* Input data:

________

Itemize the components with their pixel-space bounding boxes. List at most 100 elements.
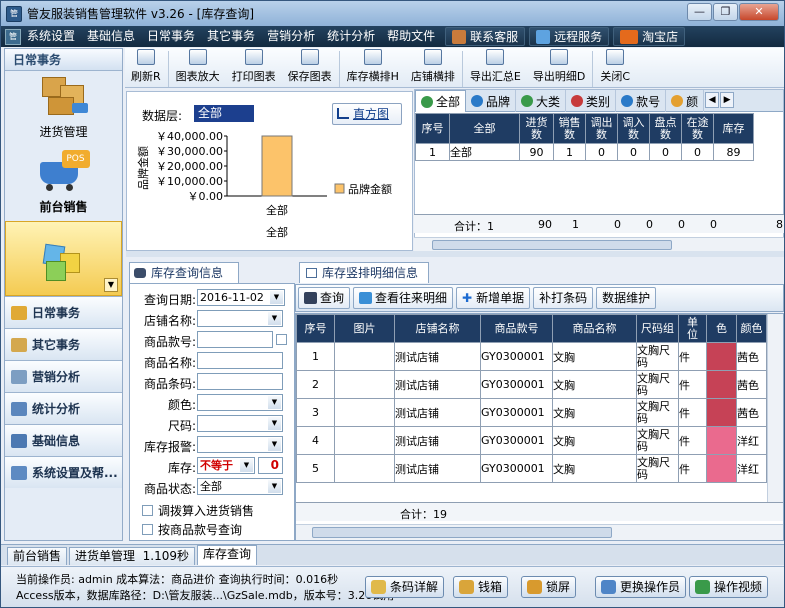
size-select[interactable]: ▼: [197, 415, 283, 432]
sidebar-item-basic-info[interactable]: 基础信息: [5, 424, 122, 456]
menu-statistics[interactable]: 统计分析: [321, 26, 381, 47]
stock-operator-select[interactable]: 不等于 ▼: [197, 457, 255, 474]
dropdown-arrow-icon[interactable]: ▼: [268, 417, 281, 430]
query-button[interactable]: 查询: [298, 287, 351, 309]
scroll-thumb[interactable]: [432, 240, 672, 250]
tab-color[interactable]: 颜: [666, 90, 705, 112]
style-query-checkbox[interactable]: 按商品款号查询: [142, 521, 292, 537]
column-header: 盘点数: [649, 113, 682, 144]
sidebar-item-system-settings[interactable]: 系统设置及帮...: [5, 456, 122, 488]
sidebar-item-other-affairs[interactable]: 其它事务: [5, 328, 122, 360]
window-tab-purchase[interactable]: 进货单管理 1.109秒: [69, 547, 196, 565]
barcode-detail-button[interactable]: 条码详解: [365, 576, 445, 598]
table-row[interactable]: 4 测试店铺 GY0300001 文胸 文胸尺码件洋红: [296, 426, 767, 455]
zoom-chart-button[interactable]: 图表放大: [170, 49, 226, 87]
minimize-button[interactable]: —: [687, 3, 712, 21]
switch-operator-button[interactable]: 更换操作员: [595, 576, 687, 598]
table-row[interactable]: 5 测试店铺 GY0300001 文胸 文胸尺码件洋红: [296, 454, 767, 483]
pane-splitter[interactable]: [126, 251, 784, 257]
style-no-checkbox[interactable]: [276, 334, 287, 345]
histogram-button[interactable]: 直方图: [332, 103, 402, 125]
product-status-select[interactable]: 全部 ▼: [197, 478, 283, 495]
table-cell: 4: [296, 426, 335, 455]
save-chart-button[interactable]: 保存图表: [282, 49, 338, 87]
detail-horizontal-scrollbar[interactable]: [296, 524, 783, 540]
sidebar-front-sales[interactable]: POS 前台销售: [5, 146, 122, 221]
data-level-select[interactable]: 全部: [194, 105, 254, 122]
stock-horizontal-button[interactable]: 库存横排H: [341, 49, 405, 87]
dropdown-arrow-icon[interactable]: ▼: [268, 312, 281, 325]
contact-support-button[interactable]: 联系客服: [445, 27, 526, 46]
tab-scroll-right-icon[interactable]: ▶: [720, 92, 735, 108]
barcode-input[interactable]: [197, 373, 283, 390]
checkbox-box[interactable]: [142, 505, 153, 516]
summary-horizontal-scrollbar[interactable]: [414, 237, 784, 251]
tab-category-major[interactable]: 大类: [516, 90, 567, 112]
window-tab-front-sales[interactable]: 前台销售: [7, 547, 68, 565]
lock-screen-button[interactable]: 锁屏: [521, 576, 577, 598]
stock-alert-select[interactable]: ▼: [197, 436, 283, 453]
tab-brand[interactable]: 品牌: [466, 90, 517, 112]
sidebar-item-statistics[interactable]: 统计分析: [5, 392, 122, 424]
table-cell: GY0300001: [480, 398, 553, 427]
tab-stock-vertical-detail[interactable]: 库存竖排明细信息: [299, 262, 429, 283]
window-tab-inventory-query[interactable]: 库存查询: [197, 545, 258, 565]
detail-vertical-scrollbar[interactable]: [767, 314, 783, 514]
tab-category[interactable]: 类别: [566, 90, 617, 112]
transfer-checkbox[interactable]: 调拨算入进货销售: [142, 502, 292, 518]
menu-daily-affairs[interactable]: 日常事务: [141, 26, 201, 47]
product-name-input[interactable]: [197, 352, 283, 369]
new-document-button[interactable]: ✚ 新增单据: [456, 287, 531, 309]
summary-total-row: 合计：1 90 1 0 0 0 0 8: [414, 214, 784, 233]
print-chart-button[interactable]: 打印图表: [226, 49, 282, 87]
sidebar-inventory-selected[interactable]: ▼: [5, 221, 122, 296]
dropdown-arrow-icon[interactable]: ▼: [240, 459, 253, 472]
close-button[interactable]: 关闭C: [594, 49, 636, 87]
remote-service-button[interactable]: 远程服务: [529, 27, 610, 46]
taobao-button[interactable]: 淘宝店: [613, 27, 686, 46]
table-row[interactable]: 2 测试店铺 GY0300001 文胸 文胸尺码件茜色: [296, 370, 767, 399]
barcode-detail-label: 条码详解: [390, 580, 439, 594]
menu-marketing-analysis[interactable]: 营销分析: [261, 26, 321, 47]
field-label: 库存:: [167, 461, 196, 475]
refresh-button[interactable]: 刷新R: [125, 49, 167, 87]
expand-chevron-icon[interactable]: ▼: [104, 278, 118, 292]
close-window-button[interactable]: ✕: [739, 3, 779, 21]
menu-other-affairs[interactable]: 其它事务: [201, 26, 261, 47]
table-row[interactable]: 1 测试店铺 GY0300001 文胸 文胸尺码件茜色: [296, 342, 767, 371]
checkbox-box[interactable]: [142, 524, 153, 535]
dropdown-arrow-icon[interactable]: ▼: [268, 438, 281, 451]
tab-all[interactable]: 全部: [415, 90, 467, 112]
tab-scroll-left-icon[interactable]: ◀: [705, 92, 720, 108]
scroll-thumb[interactable]: [312, 527, 612, 538]
menu-system-settings[interactable]: 系统设置: [21, 26, 81, 47]
stock-value-input[interactable]: 0: [258, 457, 283, 474]
store-horizontal-button[interactable]: 店铺横排: [405, 49, 461, 87]
export-detail-button[interactable]: 导出明细D: [527, 49, 591, 87]
dropdown-arrow-icon[interactable]: ▼: [268, 396, 281, 409]
table-row[interactable]: 3 测试店铺 GY0300001 文胸 文胸尺码件茜色: [296, 398, 767, 427]
sidebar-item-daily-affairs[interactable]: 日常事务: [5, 296, 122, 328]
export-summary-button[interactable]: 导出汇总E: [464, 49, 527, 87]
table-row[interactable]: 1 全部 90 1 0 0 0 0 89: [415, 143, 754, 161]
grid-icon: [363, 49, 382, 65]
product-status-row: 商品状态: 全部 ▼: [130, 477, 296, 497]
view-history-button[interactable]: 查看往来明细: [353, 287, 454, 309]
dropdown-arrow-icon[interactable]: ▼: [268, 480, 281, 493]
reprint-barcode-button[interactable]: 补打条码: [533, 287, 594, 309]
menu-help[interactable]: 帮助文件: [381, 26, 441, 47]
tab-query-info[interactable]: 库存查询信息: [129, 262, 239, 283]
cash-box-button[interactable]: 钱箱: [453, 576, 509, 598]
style-no-input[interactable]: [197, 331, 273, 348]
tutorial-video-button[interactable]: 操作视频: [689, 576, 769, 598]
tab-style-no[interactable]: 款号: [616, 90, 667, 112]
sidebar-item-marketing[interactable]: 营销分析: [5, 360, 122, 392]
query-date-input[interactable]: 2016-11-02 ▼: [197, 289, 285, 306]
sidebar-purchase-management[interactable]: 进货管理: [5, 71, 122, 146]
color-select[interactable]: ▼: [197, 394, 283, 411]
dropdown-arrow-icon[interactable]: ▼: [270, 291, 283, 304]
menu-basic-info[interactable]: 基础信息: [81, 26, 141, 47]
data-maintenance-button[interactable]: 数据维护: [596, 287, 657, 309]
maximize-button[interactable]: ❐: [713, 3, 738, 21]
store-name-select[interactable]: ▼: [197, 310, 283, 327]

________

* Stated goal: Find every line in the items that contains the word "基础信息" and copy each of those lines in full.

* Task result:
sidebar-item-basic-info[interactable]: 基础信息: [5, 424, 122, 456]
menu-basic-info[interactable]: 基础信息: [81, 26, 141, 47]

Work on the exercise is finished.